Task details -
Copy out all the records exactly.

Listed entries -
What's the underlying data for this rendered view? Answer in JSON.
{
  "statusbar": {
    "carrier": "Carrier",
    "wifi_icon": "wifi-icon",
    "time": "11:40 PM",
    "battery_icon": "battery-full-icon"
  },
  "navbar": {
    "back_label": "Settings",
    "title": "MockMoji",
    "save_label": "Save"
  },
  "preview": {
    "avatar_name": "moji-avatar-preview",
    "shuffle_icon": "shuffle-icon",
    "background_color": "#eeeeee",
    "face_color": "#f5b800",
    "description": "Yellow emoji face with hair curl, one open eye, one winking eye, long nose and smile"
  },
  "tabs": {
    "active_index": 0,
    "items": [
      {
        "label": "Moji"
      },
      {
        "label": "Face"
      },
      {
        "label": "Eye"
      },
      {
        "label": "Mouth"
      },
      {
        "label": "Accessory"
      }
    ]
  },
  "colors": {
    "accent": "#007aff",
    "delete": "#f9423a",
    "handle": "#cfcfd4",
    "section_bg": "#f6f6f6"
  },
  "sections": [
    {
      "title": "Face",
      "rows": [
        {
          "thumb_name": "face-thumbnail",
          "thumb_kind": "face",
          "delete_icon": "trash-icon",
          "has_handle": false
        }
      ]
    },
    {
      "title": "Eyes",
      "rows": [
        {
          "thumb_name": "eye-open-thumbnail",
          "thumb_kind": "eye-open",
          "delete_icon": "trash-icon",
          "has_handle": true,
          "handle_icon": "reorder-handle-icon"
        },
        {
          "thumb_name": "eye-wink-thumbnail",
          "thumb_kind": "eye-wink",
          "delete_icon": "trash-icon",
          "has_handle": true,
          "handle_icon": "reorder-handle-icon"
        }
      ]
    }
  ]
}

Correct answer -
What's the underlying data for this rendered view? Answer in JSON.
{
  "statusbar": {
    "carrier": "Carrier",
    "wifi_icon": "wifi-icon",
    "time": "11:40 PM",
    "battery_icon": "battery-full-icon"
  },
  "navbar": {
    "back_label": "Settings",
    "title": "MockMoji",
    "save_label": "Save"
  },
  "preview": {
    "avatar_name": "moji-avatar-preview",
    "shuffle_icon": "shuffle-icon",
    "background_color": "#eeeeee",
    "face_color": "#f5b800",
    "description": "Yellow emoji face with hair curl, one open eye, one winking eye, long nose and smile"
  },
  "tabs": {
    "active_index": 0,
    "items": [
      {
        "label": "Moji"
      },
      {
        "label": "Face"
      },
      {
        "label": "Eye"
      },
      {
        "label": "Mouth"
      },
      {
        "label": "Accessory"
      }
    ]
  },
  "colors": {
    "accent": "#007aff",
    "delete": "#f9423a",
    "handle": "#cfcfd4",
    "section_bg": "#f6f6f6"
  },
  "sections": [
    {
      "title": "Face",
      "rows": [
        {
          "thumb_name": "face-thumbnail",
          "thumb_kind": "face",
          "delete_icon": "trash-icon",
          "has_handle": false
        }
      ]
    },
    {
      "title": "Eyes",
      "rows": [
        {
          "thumb_name": "eye-open-thumbnail",
          "thumb_kind": "eye-open",
          "delete_icon": "trash-icon",
          "has_handle": true,
          "handle_icon": "reorder-handle-icon"
        },
        {
          "thumb_name": "eye-wink-thumbnail",
          "thumb_kind": "eye-wink",
          "delete_icon": "trash-icon",
          "has_handle": true,
          "handle_icon": "reorder-handle-icon"
        }
      ]
    }
  ]
}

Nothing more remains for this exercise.